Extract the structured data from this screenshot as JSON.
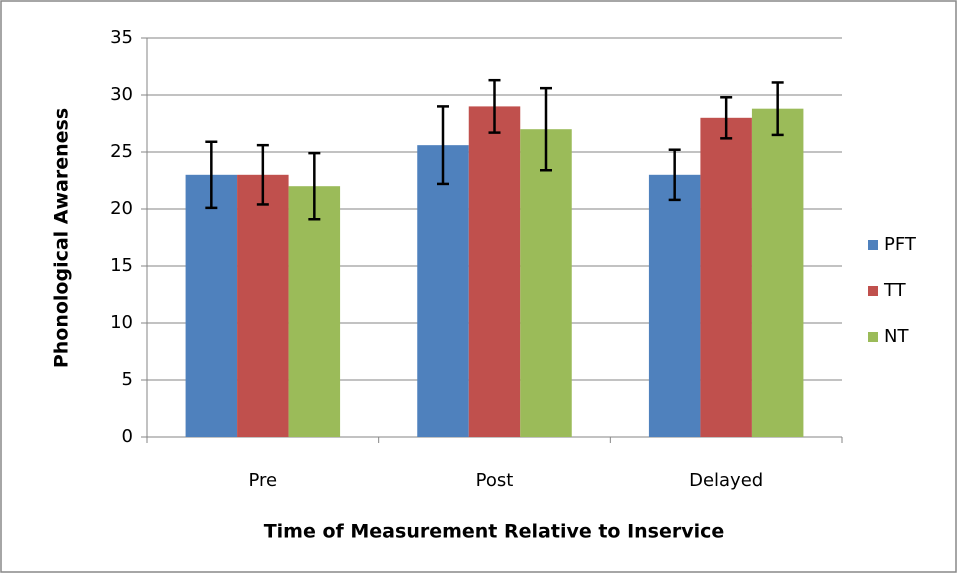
{
  "chart_data": {
    "type": "bar",
    "x_label": "Time of Measurement Relative to Inservice",
    "y_label": "Phonological Awareness",
    "categories": [
      "Pre",
      "Post",
      "Delayed"
    ],
    "series": [
      {
        "name": "PFT",
        "color": "#4f81bd",
        "values": [
          23,
          25.6,
          23
        ],
        "errors": [
          2.9,
          3.4,
          2.2
        ]
      },
      {
        "name": "TT",
        "color": "#c0504d",
        "values": [
          23,
          29,
          28
        ],
        "errors": [
          2.6,
          2.3,
          1.8
        ]
      },
      {
        "name": "NT",
        "color": "#9bbb59",
        "values": [
          22,
          27,
          28.8
        ],
        "errors": [
          2.9,
          3.6,
          2.3
        ]
      }
    ],
    "ylim": [
      0,
      35
    ],
    "yticks": [
      0,
      5,
      10,
      15,
      20,
      25,
      30,
      35
    ],
    "grid": true,
    "legend": "right"
  }
}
——
Exercise prompt:
Every record must be copied exactly, with images dropped from the result.

Result for this task:
Extract the structured data from this screenshot as JSON.
{
  "chart_data": {
    "type": "bar",
    "x_label": "Time of Measurement Relative to Inservice",
    "y_label": "Phonological Awareness",
    "categories": [
      "Pre",
      "Post",
      "Delayed"
    ],
    "series": [
      {
        "name": "PFT",
        "color": "#4f81bd",
        "values": [
          23,
          25.6,
          23
        ],
        "errors": [
          2.9,
          3.4,
          2.2
        ]
      },
      {
        "name": "TT",
        "color": "#c0504d",
        "values": [
          23,
          29,
          28
        ],
        "errors": [
          2.6,
          2.3,
          1.8
        ]
      },
      {
        "name": "NT",
        "color": "#9bbb59",
        "values": [
          22,
          27,
          28.8
        ],
        "errors": [
          2.9,
          3.6,
          2.3
        ]
      }
    ],
    "ylim": [
      0,
      35
    ],
    "yticks": [
      0,
      5,
      10,
      15,
      20,
      25,
      30,
      35
    ],
    "grid": true,
    "legend": "right"
  }
}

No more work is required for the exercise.